- [GIVEN RECORDS]:
------

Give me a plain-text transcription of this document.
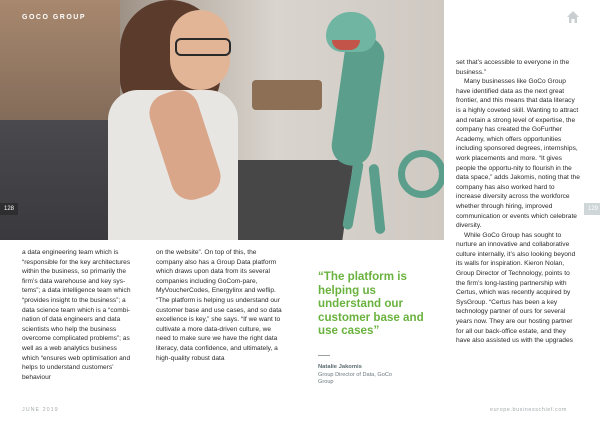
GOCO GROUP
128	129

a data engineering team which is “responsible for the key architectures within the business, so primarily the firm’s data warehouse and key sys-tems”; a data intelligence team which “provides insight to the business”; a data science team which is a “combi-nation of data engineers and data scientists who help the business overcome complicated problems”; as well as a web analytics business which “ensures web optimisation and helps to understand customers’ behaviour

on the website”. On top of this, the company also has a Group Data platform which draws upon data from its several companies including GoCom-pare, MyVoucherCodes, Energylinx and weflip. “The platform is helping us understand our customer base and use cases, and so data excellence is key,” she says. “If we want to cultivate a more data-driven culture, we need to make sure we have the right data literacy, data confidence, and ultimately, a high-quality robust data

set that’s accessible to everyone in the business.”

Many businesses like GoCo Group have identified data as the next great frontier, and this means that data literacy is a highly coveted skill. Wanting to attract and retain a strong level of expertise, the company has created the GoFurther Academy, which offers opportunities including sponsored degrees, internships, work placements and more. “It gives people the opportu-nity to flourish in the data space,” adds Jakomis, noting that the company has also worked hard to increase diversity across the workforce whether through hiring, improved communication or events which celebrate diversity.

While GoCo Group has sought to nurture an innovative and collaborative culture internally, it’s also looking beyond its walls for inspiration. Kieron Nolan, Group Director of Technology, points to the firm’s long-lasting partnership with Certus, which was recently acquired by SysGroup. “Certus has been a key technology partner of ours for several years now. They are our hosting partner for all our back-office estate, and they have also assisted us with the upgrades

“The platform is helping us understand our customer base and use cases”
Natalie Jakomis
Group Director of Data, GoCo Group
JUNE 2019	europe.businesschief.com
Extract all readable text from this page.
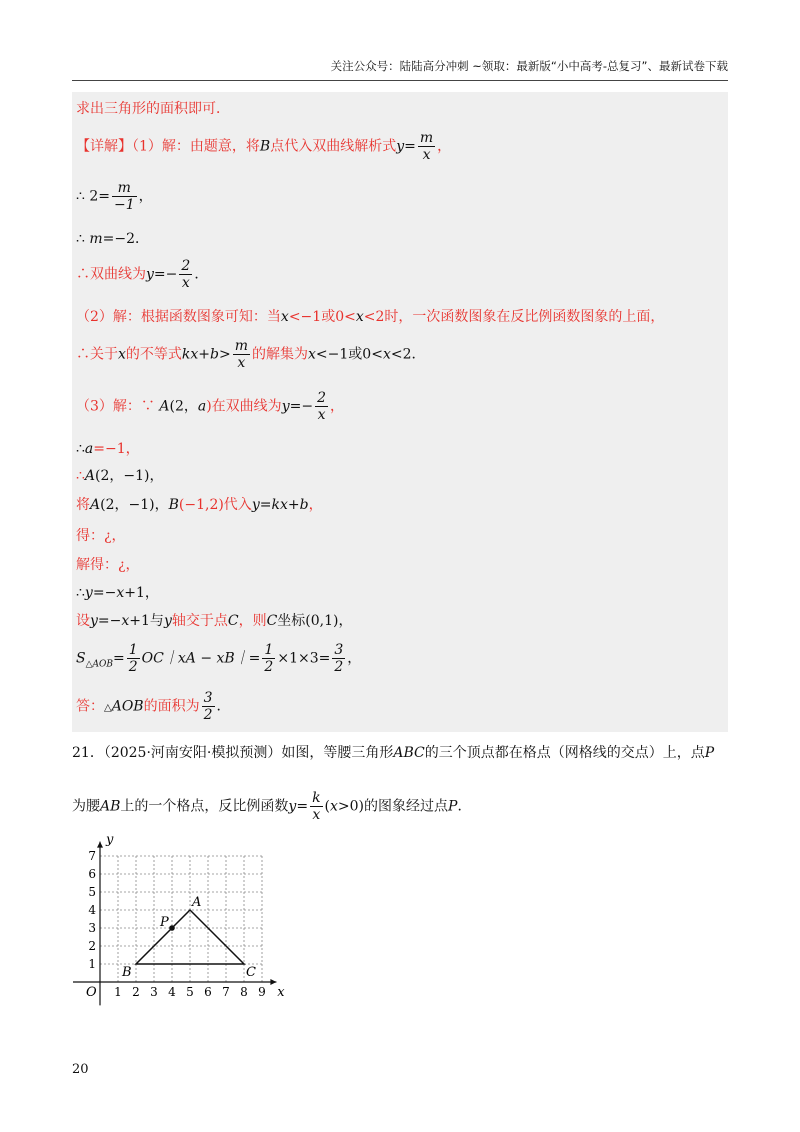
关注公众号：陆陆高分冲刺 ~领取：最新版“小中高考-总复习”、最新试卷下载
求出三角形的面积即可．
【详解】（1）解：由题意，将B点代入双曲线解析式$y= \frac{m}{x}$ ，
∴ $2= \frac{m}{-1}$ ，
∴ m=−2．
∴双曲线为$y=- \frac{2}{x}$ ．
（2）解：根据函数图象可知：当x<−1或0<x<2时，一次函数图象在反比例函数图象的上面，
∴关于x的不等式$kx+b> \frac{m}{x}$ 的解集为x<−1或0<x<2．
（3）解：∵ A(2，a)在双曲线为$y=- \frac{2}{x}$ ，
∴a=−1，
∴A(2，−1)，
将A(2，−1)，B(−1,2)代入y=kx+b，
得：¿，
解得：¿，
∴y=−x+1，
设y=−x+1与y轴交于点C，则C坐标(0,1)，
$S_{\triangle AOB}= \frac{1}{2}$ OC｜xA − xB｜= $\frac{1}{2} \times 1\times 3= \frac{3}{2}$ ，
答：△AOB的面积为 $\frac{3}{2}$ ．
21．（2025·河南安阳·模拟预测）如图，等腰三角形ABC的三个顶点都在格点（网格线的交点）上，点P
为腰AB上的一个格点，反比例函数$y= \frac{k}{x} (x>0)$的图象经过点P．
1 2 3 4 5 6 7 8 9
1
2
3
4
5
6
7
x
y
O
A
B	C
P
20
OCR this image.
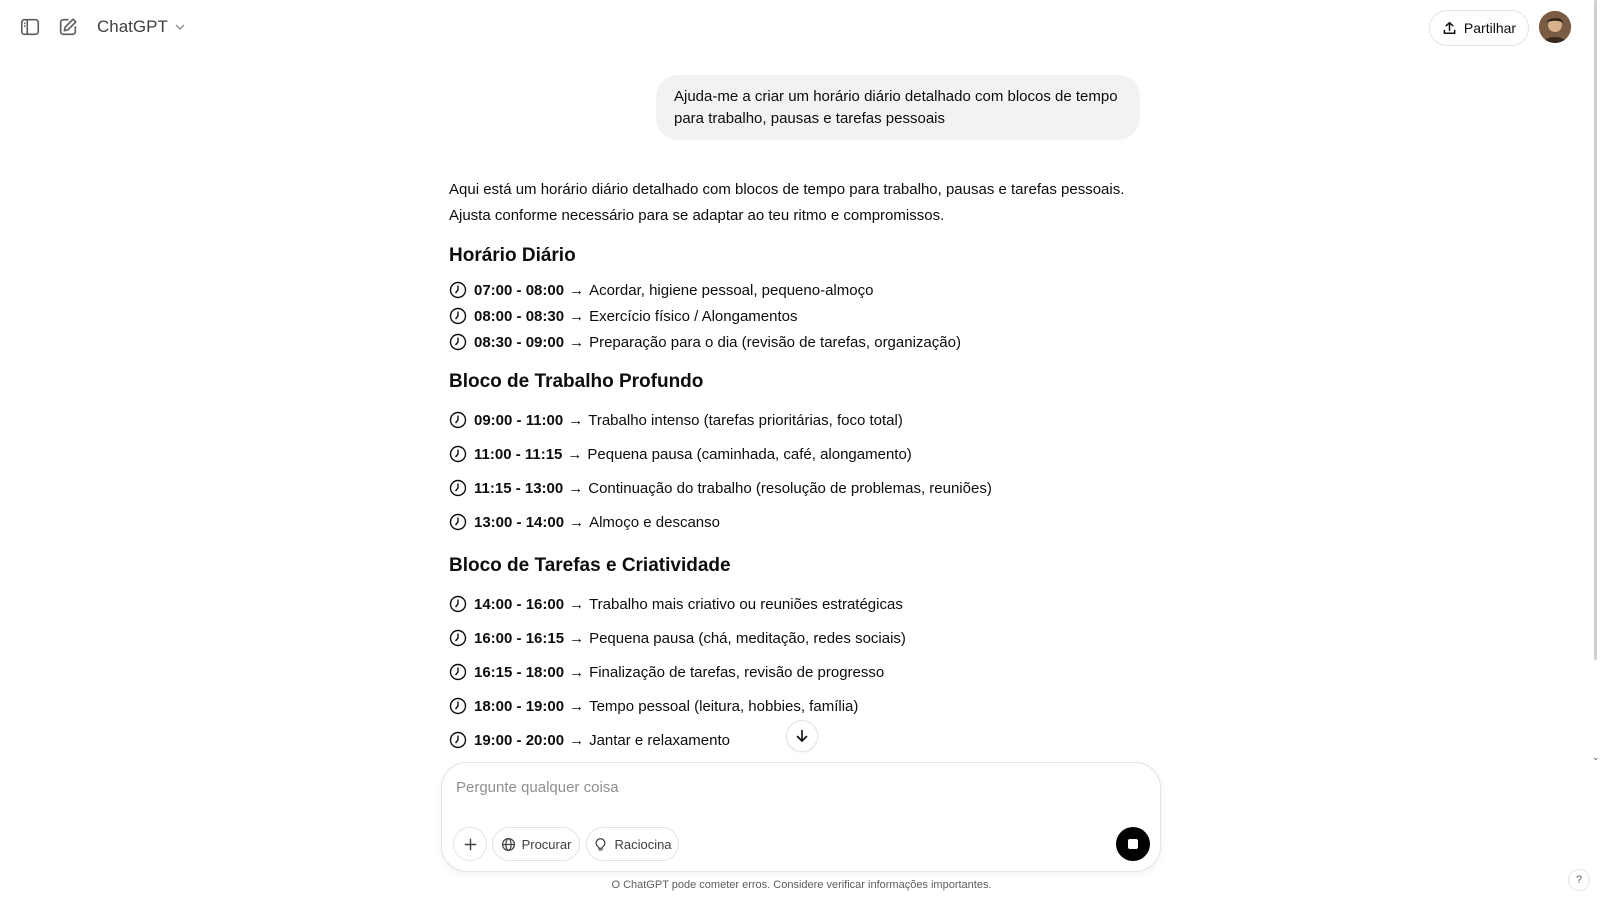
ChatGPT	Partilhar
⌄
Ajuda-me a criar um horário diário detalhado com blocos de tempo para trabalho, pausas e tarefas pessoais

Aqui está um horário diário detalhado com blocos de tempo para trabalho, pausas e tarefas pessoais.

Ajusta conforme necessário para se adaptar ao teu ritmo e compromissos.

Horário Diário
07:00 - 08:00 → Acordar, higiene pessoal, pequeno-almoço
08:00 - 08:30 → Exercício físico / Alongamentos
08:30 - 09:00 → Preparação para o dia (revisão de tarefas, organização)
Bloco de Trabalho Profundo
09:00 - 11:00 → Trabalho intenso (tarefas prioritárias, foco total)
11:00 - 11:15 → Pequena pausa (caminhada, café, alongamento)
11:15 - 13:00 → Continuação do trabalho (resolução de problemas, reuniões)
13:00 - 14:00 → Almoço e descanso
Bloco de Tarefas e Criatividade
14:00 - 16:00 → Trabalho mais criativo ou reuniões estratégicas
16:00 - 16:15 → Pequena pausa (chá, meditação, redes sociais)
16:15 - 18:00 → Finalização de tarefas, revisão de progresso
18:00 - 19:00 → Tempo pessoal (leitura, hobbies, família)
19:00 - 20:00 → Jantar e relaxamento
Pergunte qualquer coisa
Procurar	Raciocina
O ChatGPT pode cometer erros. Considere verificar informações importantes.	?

------

In the entries above, identify each line that includes the string "culture", then copy it.

- [EXERCISE RESPONSE]:
on the website”. On top of this, the company also has a Group Data platform which draws upon data from its several companies including GoCom-pare, MyVoucherCodes, Energylinx and weflip. “The platform is helping us understand our customer base and use cases, and so data excellence is key,” she says. “If we want to cultivate a more data-driven culture, we need to make sure we have the right data literacy, data confidence, and ultimately, a high-quality robust data
While GoCo Group has sought to nurture an innovative and collaborative culture internally, it’s also looking beyond its walls for inspiration. Kieron Nolan, Group Director of Technology, points to the firm’s long-lasting partnership with Certus, which was recently acquired by SysGroup. “Certus has been a key technology partner of ours for several years now. They are our hosting partner for all our back-office estate, and they have also assisted us with the upgrades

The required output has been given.